§ Data lines
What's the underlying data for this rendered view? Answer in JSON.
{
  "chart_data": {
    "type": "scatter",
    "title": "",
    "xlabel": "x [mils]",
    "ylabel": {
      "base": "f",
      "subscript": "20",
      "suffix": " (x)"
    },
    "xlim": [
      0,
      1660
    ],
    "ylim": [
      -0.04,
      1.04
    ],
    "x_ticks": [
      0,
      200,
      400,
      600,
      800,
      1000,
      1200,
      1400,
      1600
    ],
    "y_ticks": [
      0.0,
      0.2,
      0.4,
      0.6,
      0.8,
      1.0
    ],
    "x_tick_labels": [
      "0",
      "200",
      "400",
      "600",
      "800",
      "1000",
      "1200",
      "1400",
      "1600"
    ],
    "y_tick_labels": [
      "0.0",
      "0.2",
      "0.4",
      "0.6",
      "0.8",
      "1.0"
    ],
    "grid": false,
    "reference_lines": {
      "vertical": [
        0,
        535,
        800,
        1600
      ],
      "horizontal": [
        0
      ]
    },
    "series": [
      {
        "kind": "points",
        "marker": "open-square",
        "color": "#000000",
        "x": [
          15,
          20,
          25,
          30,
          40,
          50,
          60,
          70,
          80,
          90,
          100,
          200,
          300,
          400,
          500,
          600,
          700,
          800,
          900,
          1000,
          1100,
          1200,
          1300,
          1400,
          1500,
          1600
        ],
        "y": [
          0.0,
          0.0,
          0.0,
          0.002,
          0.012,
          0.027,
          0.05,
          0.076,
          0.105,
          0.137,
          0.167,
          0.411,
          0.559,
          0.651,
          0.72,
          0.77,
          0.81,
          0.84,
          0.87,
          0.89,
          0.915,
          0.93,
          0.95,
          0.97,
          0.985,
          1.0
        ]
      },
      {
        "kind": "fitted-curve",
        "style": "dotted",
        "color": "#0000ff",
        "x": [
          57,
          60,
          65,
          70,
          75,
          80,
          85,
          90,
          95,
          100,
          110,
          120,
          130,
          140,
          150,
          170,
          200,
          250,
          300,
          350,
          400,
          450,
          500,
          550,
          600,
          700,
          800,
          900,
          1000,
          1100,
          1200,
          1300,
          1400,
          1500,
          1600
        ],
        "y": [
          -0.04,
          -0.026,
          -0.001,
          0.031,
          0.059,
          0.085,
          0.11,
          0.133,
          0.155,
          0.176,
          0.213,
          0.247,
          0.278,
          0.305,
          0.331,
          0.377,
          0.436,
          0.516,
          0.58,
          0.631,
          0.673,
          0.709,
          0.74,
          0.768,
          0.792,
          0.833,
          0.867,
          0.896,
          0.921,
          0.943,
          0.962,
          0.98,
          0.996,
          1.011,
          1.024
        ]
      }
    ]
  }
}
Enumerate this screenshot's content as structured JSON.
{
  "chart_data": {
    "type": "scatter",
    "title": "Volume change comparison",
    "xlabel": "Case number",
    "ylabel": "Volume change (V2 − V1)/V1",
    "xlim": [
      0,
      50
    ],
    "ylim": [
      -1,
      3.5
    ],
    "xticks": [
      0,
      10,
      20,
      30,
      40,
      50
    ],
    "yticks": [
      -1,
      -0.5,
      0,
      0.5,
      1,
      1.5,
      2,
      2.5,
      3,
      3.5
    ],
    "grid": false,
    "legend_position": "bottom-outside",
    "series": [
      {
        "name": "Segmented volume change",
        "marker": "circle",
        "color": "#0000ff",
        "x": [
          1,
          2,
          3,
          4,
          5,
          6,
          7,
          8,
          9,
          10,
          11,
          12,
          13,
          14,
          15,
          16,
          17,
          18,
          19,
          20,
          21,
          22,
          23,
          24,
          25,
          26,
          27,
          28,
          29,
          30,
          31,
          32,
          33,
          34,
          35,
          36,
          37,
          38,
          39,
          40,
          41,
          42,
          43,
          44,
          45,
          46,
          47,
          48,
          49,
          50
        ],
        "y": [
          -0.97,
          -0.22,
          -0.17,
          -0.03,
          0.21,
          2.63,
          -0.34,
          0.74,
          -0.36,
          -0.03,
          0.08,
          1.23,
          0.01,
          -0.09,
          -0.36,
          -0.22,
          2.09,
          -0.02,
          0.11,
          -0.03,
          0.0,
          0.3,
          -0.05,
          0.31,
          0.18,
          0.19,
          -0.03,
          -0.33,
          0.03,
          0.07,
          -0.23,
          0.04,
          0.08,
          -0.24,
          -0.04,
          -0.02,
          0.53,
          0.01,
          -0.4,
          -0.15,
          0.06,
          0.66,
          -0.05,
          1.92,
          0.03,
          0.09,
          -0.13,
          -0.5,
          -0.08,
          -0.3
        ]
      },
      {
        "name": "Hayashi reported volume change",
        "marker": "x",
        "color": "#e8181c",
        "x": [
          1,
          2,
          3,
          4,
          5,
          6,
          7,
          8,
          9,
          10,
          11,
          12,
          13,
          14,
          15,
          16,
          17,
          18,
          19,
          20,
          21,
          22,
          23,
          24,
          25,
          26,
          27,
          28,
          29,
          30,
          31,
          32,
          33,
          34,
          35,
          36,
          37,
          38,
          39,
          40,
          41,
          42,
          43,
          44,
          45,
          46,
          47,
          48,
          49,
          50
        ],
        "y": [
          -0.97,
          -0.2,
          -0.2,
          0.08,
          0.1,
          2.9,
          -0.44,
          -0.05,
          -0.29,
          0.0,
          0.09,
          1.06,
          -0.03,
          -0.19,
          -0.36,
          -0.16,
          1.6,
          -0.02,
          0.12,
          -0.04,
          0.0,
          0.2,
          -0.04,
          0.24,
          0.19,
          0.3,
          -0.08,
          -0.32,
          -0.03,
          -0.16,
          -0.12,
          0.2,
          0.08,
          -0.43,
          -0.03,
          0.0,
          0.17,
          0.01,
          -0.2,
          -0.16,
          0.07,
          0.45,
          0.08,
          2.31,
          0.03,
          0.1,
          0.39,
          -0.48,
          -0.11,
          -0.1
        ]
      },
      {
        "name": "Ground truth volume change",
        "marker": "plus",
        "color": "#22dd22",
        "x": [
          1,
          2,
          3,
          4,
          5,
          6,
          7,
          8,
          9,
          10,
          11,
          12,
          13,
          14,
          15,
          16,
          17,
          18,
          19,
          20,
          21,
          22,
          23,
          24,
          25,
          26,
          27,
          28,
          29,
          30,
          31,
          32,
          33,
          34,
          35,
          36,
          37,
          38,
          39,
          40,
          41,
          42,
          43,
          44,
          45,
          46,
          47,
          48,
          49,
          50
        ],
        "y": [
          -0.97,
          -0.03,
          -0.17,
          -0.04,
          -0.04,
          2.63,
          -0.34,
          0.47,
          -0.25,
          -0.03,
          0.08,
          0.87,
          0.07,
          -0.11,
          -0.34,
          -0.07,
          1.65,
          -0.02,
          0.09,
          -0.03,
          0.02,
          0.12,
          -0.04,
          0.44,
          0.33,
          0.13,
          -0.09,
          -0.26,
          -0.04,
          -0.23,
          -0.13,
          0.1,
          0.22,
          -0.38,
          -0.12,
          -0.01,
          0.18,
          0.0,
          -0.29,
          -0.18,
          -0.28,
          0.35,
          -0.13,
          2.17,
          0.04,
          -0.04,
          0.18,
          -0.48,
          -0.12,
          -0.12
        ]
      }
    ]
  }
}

§ Set problem
Restate the data above word for word, please.

§ Final result
What's the underlying data for this rendered view? Answer in JSON.
{
  "chart_data": {
    "type": "scatter",
    "title": "",
    "xlabel": "x [mils]",
    "ylabel": {
      "base": "f",
      "subscript": "20",
      "suffix": " (x)"
    },
    "xlim": [
      0,
      1660
    ],
    "ylim": [
      -0.04,
      1.04
    ],
    "x_ticks": [
      0,
      200,
      400,
      600,
      800,
      1000,
      1200,
      1400,
      1600
    ],
    "y_ticks": [
      0.0,
      0.2,
      0.4,
      0.6,
      0.8,
      1.0
    ],
    "x_tick_labels": [
      "0",
      "200",
      "400",
      "600",
      "800",
      "1000",
      "1200",
      "1400",
      "1600"
    ],
    "y_tick_labels": [
      "0.0",
      "0.2",
      "0.4",
      "0.6",
      "0.8",
      "1.0"
    ],
    "grid": false,
    "reference_lines": {
      "vertical": [
        0,
        535,
        800,
        1600
      ],
      "horizontal": [
        0
      ]
    },
    "series": [
      {
        "kind": "points",
        "marker": "open-square",
        "color": "#000000",
        "x": [
          15,
          20,
          25,
          30,
          40,
          50,
          60,
          70,
          80,
          90,
          100,
          200,
          300,
          400,
          500,
          600,
          700,
          800,
          900,
          1000,
          1100,
          1200,
          1300,
          1400,
          1500,
          1600
        ],
        "y": [
          0.0,
          0.0,
          0.0,
          0.002,
          0.012,
          0.027,
          0.05,
          0.076,
          0.105,
          0.137,
          0.167,
          0.411,
          0.559,
          0.651,
          0.72,
          0.77,
          0.81,
          0.84,
          0.87,
          0.89,
          0.915,
          0.93,
          0.95,
          0.97,
          0.985,
          1.0
        ]
      },
      {
        "kind": "fitted-curve",
        "style": "dotted",
        "color": "#0000ff",
        "x": [
          57,
          60,
          65,
          70,
          75,
          80,
          85,
          90,
          95,
          100,
          110,
          120,
          130,
          140,
          150,
          170,
          200,
          250,
          300,
          350,
          400,
          450,
          500,
          550,
          600,
          700,
          800,
          900,
          1000,
          1100,
          1200,
          1300,
          1400,
          1500,
          1600
        ],
        "y": [
          -0.04,
          -0.026,
          -0.001,
          0.031,
          0.059,
          0.085,
          0.11,
          0.133,
          0.155,
          0.176,
          0.213,
          0.247,
          0.278,
          0.305,
          0.331,
          0.377,
          0.436,
          0.516,
          0.58,
          0.631,
          0.673,
          0.709,
          0.74,
          0.768,
          0.792,
          0.833,
          0.867,
          0.896,
          0.921,
          0.943,
          0.962,
          0.98,
          0.996,
          1.011,
          1.024
        ]
      }
    ]
  }
}
Enumerate this screenshot's content as structured JSON.
{
  "chart_data": {
    "type": "scatter",
    "title": "Volume change comparison",
    "xlabel": "Case number",
    "ylabel": "Volume change (V2 − V1)/V1",
    "xlim": [
      0,
      50
    ],
    "ylim": [
      -1,
      3.5
    ],
    "xticks": [
      0,
      10,
      20,
      30,
      40,
      50
    ],
    "yticks": [
      -1,
      -0.5,
      0,
      0.5,
      1,
      1.5,
      2,
      2.5,
      3,
      3.5
    ],
    "grid": false,
    "legend_position": "bottom-outside",
    "series": [
      {
        "name": "Segmented volume change",
        "marker": "circle",
        "color": "#0000ff",
        "x": [
          1,
          2,
          3,
          4,
          5,
          6,
          7,
          8,
          9,
          10,
          11,
          12,
          13,
          14,
          15,
          16,
          17,
          18,
          19,
          20,
          21,
          22,
          23,
          24,
          25,
          26,
          27,
          28,
          29,
          30,
          31,
          32,
          33,
          34,
          35,
          36,
          37,
          38,
          39,
          40,
          41,
          42,
          43,
          44,
          45,
          46,
          47,
          48,
          49,
          50
        ],
        "y": [
          -0.97,
          -0.22,
          -0.17,
          -0.03,
          0.21,
          2.63,
          -0.34,
          0.74,
          -0.36,
          -0.03,
          0.08,
          1.23,
          0.01,
          -0.09,
          -0.36,
          -0.22,
          2.09,
          -0.02,
          0.11,
          -0.03,
          0.0,
          0.3,
          -0.05,
          0.31,
          0.18,
          0.19,
          -0.03,
          -0.33,
          0.03,
          0.07,
          -0.23,
          0.04,
          0.08,
          -0.24,
          -0.04,
          -0.02,
          0.53,
          0.01,
          -0.4,
          -0.15,
          0.06,
          0.66,
          -0.05,
          1.92,
          0.03,
          0.09,
          -0.13,
          -0.5,
          -0.08,
          -0.3
        ]
      },
      {
        "name": "Hayashi reported volume change",
        "marker": "x",
        "color": "#e8181c",
        "x": [
          1,
          2,
          3,
          4,
          5,
          6,
          7,
          8,
          9,
          10,
          11,
          12,
          13,
          14,
          15,
          16,
          17,
          18,
          19,
          20,
          21,
          22,
          23,
          24,
          25,
          26,
          27,
          28,
          29,
          30,
          31,
          32,
          33,
          34,
          35,
          36,
          37,
          38,
          39,
          40,
          41,
          42,
          43,
          44,
          45,
          46,
          47,
          48,
          49,
          50
        ],
        "y": [
          -0.97,
          -0.2,
          -0.2,
          0.08,
          0.1,
          2.9,
          -0.44,
          -0.05,
          -0.29,
          0.0,
          0.09,
          1.06,
          -0.03,
          -0.19,
          -0.36,
          -0.16,
          1.6,
          -0.02,
          0.12,
          -0.04,
          0.0,
          0.2,
          -0.04,
          0.24,
          0.19,
          0.3,
          -0.08,
          -0.32,
          -0.03,
          -0.16,
          -0.12,
          0.2,
          0.08,
          -0.43,
          -0.03,
          0.0,
          0.17,
          0.01,
          -0.2,
          -0.16,
          0.07,
          0.45,
          0.08,
          2.31,
          0.03,
          0.1,
          0.39,
          -0.48,
          -0.11,
          -0.1
        ]
      },
      {
        "name": "Ground truth volume change",
        "marker": "plus",
        "color": "#22dd22",
        "x": [
          1,
          2,
          3,
          4,
          5,
          6,
          7,
          8,
          9,
          10,
          11,
          12,
          13,
          14,
          15,
          16,
          17,
          18,
          19,
          20,
          21,
          22,
          23,
          24,
          25,
          26,
          27,
          28,
          29,
          30,
          31,
          32,
          33,
          34,
          35,
          36,
          37,
          38,
          39,
          40,
          41,
          42,
          43,
          44,
          45,
          46,
          47,
          48,
          49,
          50
        ],
        "y": [
          -0.97,
          -0.03,
          -0.17,
          -0.04,
          -0.04,
          2.63,
          -0.34,
          0.47,
          -0.25,
          -0.03,
          0.08,
          0.87,
          0.07,
          -0.11,
          -0.34,
          -0.07,
          1.65,
          -0.02,
          0.09,
          -0.03,
          0.02,
          0.12,
          -0.04,
          0.44,
          0.33,
          0.13,
          -0.09,
          -0.26,
          -0.04,
          -0.23,
          -0.13,
          0.1,
          0.22,
          -0.38,
          -0.12,
          -0.01,
          0.18,
          0.0,
          -0.29,
          -0.18,
          -0.28,
          0.35,
          -0.13,
          2.17,
          0.04,
          -0.04,
          0.18,
          -0.48,
          -0.12,
          -0.12
        ]
      }
    ]
  }
}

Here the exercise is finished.